--- Data to use ---

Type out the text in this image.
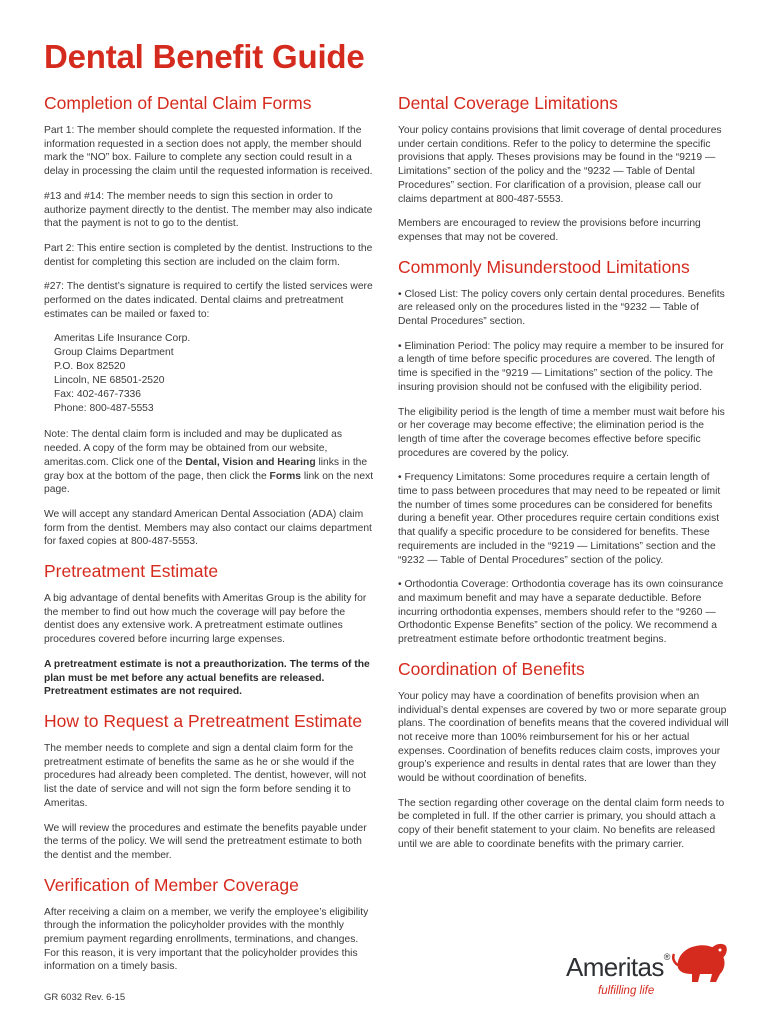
Dental Benefit Guide
Completion of Dental Claim Forms

Part 1: The member should complete the requested information. If the information requested in a section does not apply, the member should mark the “NO” box. Failure to complete any section could result in a delay in processing the claim until the requested information is received.

#13 and #14: The member needs to sign this section in order to authorize payment directly to the dentist. The member may also indicate that the payment is not to go to the dentist.

Part 2: This entire section is completed by the dentist. Instructions to the dentist for completing this section are included on the claim form.

#27: The dentist’s signature is required to certify the listed services were performed on the dates indicated. Dental claims and pretreatment estimates can be mailed or faxed to:

Ameritas Life Insurance Corp.
Group Claims Department
P.O. Box 82520
Lincoln, NE 68501-2520
Fax: 402-467-7336
Phone: 800-487-5553

Note: The dental claim form is included and may be duplicated as needed. A copy of the form may be obtained from our website, ameritas.com. Click one of the Dental, Vision and Hearing links in the gray box at the bottom of the page, then click the Forms link on the next page.

We will accept any standard American Dental Association (ADA) claim form from the dentist. Members may also contact our claims department for faxed copies at 800-487-5553.

Pretreatment Estimate

A big advantage of dental benefits with Ameritas Group is the ability for the member to find out how much the coverage will pay before the dentist does any extensive work. A pretreatment estimate outlines procedures covered before incurring large expenses.

A pretreatment estimate is not a preauthorization. The terms of the plan must be met before any actual benefits are released. Pretreatment estimates are not required.

How to Request a Pretreatment Estimate

The member needs to complete and sign a dental claim form for the pretreatment estimate of benefits the same as he or she would if the procedures had already been completed. The dentist, however, will not list the date of service and will not sign the form before sending it to Ameritas.

We will review the procedures and estimate the benefits payable under the terms of the policy. We will send the pretreatment estimate to both the dentist and the member.

Verification of Member Coverage

After receiving a claim on a member, we verify the employee’s eligibility through the information the policyholder provides with the monthly premium payment regarding enrollments, terminations, and changes. For this reason, it is very important that the policyholder provides this information on a timely basis.

Dental Coverage Limitations

Your policy contains provisions that limit coverage of dental procedures under certain conditions. Refer to the policy to determine the specific provisions that apply. Theses provisions may be found in the “9219 — Limitations” section of the policy and the “9232 — Table of Dental Procedures” section. For clarification of a provision, please call our claims department at 800-487-5553.

Members are encouraged to review the provisions before incurring expenses that may not be covered.

Commonly Misunderstood Limitations

• Closed List: The policy covers only certain dental procedures. Benefits are released only on the procedures listed in the “9232 — Table of Dental Procedures” section.

• Elimination Period: The policy may require a member to be insured for a length of time before specific procedures are covered. The length of time is specified in the “9219 — Limitations” section of the policy. The insuring provision should not be confused with the eligibility period.

The eligibility period is the length of time a member must wait before his or her coverage may become effective; the elimination period is the length of time after the coverage becomes effective before specific procedures are covered by the policy.

• Frequency Limitatons: Some procedures require a certain length of time to pass between procedures that may need to be repeated or limit the number of times some procedures can be considered for benefits during a benefit year. Other procedures require certain conditions exist that qualify a specific procedure to be considered for benefits. These requirements are included in the “9219 — Limitations” section and the “9232 — Table of Dental Procedures” section of the policy.

• Orthodontia Coverage: Orthodontia coverage has its own coinsurance and maximum benefit and may have a separate deductible. Before incurring orthodontia expenses, members should refer to the “9260 — Orthodontic Expense Benefits” section of the policy. We recommend a pretreatment estimate before orthodontic treatment begins.

Coordination of Benefits

Your policy may have a coordination of benefits provision when an individual’s dental expenses are covered by two or more separate group plans. The coordination of benefits means that the covered individual will not receive more than 100% reimbursement for his or her actual expenses. Coordination of benefits reduces claim costs, improves your group’s experience and results in dental rates that are lower than they would be without coordination of benefits.

The section regarding other coverage on the dental claim form needs to be completed in full. If the other carrier is primary, you should attach a copy of their benefit statement to your claim. No benefits are released until we are able to coordinate benefits with the primary carrier.

GR 6032 Rev. 6-15
Ameritas®
fulfilling life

---

[Task prompt]: Consider the entries above and return each line with the string "before".

[Result below]:
A big advantage of dental benefits with Ameritas Group is the ability for the member to find out how much the coverage will pay before the dentist does any extensive work. A pretreatment estimate outlines procedures covered before incurring large expenses.
A pretreatment estimate is not a preauthorization. The terms of the plan must be met before any actual benefits are released. Pretreatment estimates are not required.
The member needs to complete and sign a dental claim form for the pretreatment estimate of benefits the same as he or she would if the procedures had already been completed. The dentist, however, will not list the date of service and will not sign the form before sending it to Ameritas.
Members are encouraged to review the provisions before incurring expenses that may not be covered.
• Elimination Period: The policy may require a member to be insured for a length of time before specific procedures are covered. The length of time is specified in the “9219 — Limitations” section of the policy. The insuring provision should not be confused with the eligibility period.
The eligibility period is the length of time a member must wait before his or her coverage may become effective; the elimination period is the length of time after the coverage becomes effective before specific procedures are covered by the policy.
• Orthodontia Coverage: Orthodontia coverage has its own coinsurance and maximum benefit and may have a separate deductible. Before incurring orthodontia expenses, members should refer to the “9260 — Orthodontic Expense Benefits” section of the policy. We recommend a pretreatment estimate before orthodontic treatment begins.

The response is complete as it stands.